→ What to work on
How many lines of the entries below include the word "Республика"? Answer with the number alone.

→ Data to process
==============================
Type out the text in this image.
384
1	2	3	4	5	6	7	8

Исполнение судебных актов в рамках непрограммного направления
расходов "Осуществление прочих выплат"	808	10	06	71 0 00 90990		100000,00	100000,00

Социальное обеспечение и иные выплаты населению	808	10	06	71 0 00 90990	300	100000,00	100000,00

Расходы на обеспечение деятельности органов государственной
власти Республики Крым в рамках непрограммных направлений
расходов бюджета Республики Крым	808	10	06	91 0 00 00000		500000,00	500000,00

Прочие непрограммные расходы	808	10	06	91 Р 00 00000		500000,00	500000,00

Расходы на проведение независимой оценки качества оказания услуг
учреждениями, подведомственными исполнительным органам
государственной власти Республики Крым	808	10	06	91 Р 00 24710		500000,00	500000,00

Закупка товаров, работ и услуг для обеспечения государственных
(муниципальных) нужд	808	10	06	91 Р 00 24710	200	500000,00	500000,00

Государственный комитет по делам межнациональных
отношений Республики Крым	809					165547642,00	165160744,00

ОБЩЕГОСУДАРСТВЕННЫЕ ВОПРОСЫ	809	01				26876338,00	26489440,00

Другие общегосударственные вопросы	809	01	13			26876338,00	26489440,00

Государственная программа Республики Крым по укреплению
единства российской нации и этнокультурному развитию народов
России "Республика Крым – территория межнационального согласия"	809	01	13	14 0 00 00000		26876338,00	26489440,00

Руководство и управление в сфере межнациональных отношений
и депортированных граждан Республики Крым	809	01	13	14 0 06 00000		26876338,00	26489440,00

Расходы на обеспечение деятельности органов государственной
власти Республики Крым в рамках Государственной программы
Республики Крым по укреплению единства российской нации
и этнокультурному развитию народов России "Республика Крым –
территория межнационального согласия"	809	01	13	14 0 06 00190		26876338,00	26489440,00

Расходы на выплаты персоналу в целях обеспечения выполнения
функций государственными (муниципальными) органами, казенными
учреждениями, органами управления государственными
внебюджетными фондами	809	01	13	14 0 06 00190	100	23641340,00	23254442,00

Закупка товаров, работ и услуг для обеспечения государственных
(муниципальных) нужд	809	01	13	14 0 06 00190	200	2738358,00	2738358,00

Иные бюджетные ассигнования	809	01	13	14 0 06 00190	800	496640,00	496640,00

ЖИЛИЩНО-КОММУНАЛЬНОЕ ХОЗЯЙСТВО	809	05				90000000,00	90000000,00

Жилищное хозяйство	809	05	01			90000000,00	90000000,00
==============================
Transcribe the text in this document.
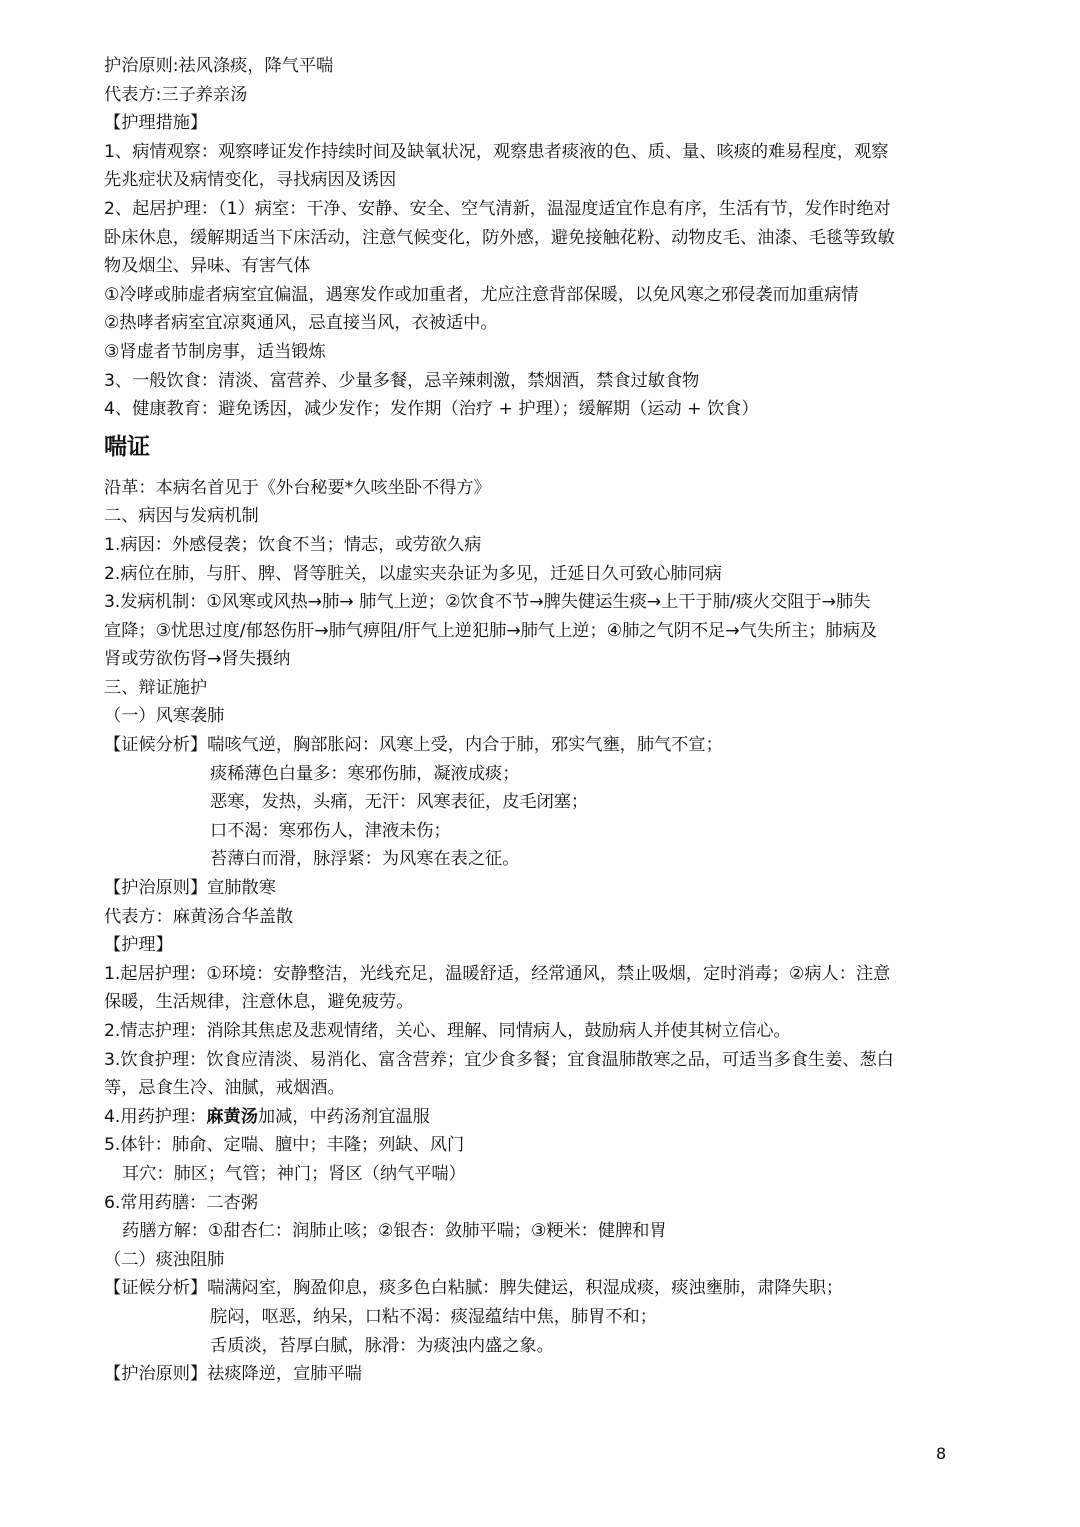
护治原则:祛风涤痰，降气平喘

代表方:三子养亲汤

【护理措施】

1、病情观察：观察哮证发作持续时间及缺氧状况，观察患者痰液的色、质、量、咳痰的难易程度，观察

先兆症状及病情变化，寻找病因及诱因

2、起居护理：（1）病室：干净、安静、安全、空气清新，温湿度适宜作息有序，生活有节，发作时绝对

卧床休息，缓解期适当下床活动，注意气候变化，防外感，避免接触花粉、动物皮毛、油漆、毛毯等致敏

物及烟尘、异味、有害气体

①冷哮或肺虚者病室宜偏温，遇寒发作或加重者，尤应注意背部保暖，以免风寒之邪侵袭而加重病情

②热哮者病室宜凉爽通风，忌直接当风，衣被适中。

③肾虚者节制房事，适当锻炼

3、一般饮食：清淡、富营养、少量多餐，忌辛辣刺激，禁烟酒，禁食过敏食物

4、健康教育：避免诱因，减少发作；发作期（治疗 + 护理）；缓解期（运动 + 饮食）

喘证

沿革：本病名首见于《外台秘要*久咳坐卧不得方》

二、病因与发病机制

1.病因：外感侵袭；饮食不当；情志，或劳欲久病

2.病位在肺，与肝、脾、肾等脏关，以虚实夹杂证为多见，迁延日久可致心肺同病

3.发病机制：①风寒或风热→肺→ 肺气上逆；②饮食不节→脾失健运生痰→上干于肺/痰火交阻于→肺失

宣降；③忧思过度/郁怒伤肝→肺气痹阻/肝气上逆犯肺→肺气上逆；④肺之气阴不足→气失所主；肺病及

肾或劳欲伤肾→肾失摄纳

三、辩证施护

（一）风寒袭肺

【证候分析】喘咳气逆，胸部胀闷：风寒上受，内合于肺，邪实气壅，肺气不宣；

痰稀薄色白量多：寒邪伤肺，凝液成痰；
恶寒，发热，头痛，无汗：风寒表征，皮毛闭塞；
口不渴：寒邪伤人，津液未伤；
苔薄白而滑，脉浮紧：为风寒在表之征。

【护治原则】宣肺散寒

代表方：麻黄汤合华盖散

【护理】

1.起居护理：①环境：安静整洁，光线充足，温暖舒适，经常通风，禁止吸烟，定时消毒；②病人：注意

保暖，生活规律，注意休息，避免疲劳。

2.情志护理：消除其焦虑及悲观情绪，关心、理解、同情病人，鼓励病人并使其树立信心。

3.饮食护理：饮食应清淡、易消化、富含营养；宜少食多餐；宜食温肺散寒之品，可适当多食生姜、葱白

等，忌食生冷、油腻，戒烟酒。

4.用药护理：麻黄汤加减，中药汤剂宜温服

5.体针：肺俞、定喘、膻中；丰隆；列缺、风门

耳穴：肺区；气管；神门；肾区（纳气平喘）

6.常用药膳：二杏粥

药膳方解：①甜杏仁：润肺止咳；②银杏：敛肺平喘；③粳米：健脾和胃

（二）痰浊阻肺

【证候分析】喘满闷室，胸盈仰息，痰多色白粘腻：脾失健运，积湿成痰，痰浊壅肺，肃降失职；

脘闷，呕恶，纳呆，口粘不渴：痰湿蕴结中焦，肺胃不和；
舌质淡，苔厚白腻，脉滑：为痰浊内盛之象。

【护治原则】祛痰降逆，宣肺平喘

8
==============================
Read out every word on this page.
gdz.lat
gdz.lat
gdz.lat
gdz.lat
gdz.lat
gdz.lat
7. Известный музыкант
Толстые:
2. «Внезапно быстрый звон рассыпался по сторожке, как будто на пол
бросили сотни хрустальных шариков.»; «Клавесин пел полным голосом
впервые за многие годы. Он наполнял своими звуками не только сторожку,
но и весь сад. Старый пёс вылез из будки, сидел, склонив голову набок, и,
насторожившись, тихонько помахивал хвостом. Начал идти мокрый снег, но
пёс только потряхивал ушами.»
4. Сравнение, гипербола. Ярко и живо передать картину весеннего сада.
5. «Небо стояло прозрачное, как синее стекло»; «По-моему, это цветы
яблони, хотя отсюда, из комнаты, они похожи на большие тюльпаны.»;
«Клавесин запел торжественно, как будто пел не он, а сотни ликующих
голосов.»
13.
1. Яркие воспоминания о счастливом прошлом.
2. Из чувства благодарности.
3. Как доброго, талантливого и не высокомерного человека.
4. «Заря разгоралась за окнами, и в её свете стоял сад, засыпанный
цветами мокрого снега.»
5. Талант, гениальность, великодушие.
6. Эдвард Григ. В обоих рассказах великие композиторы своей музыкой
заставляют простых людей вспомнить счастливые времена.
==============================
→ The output
2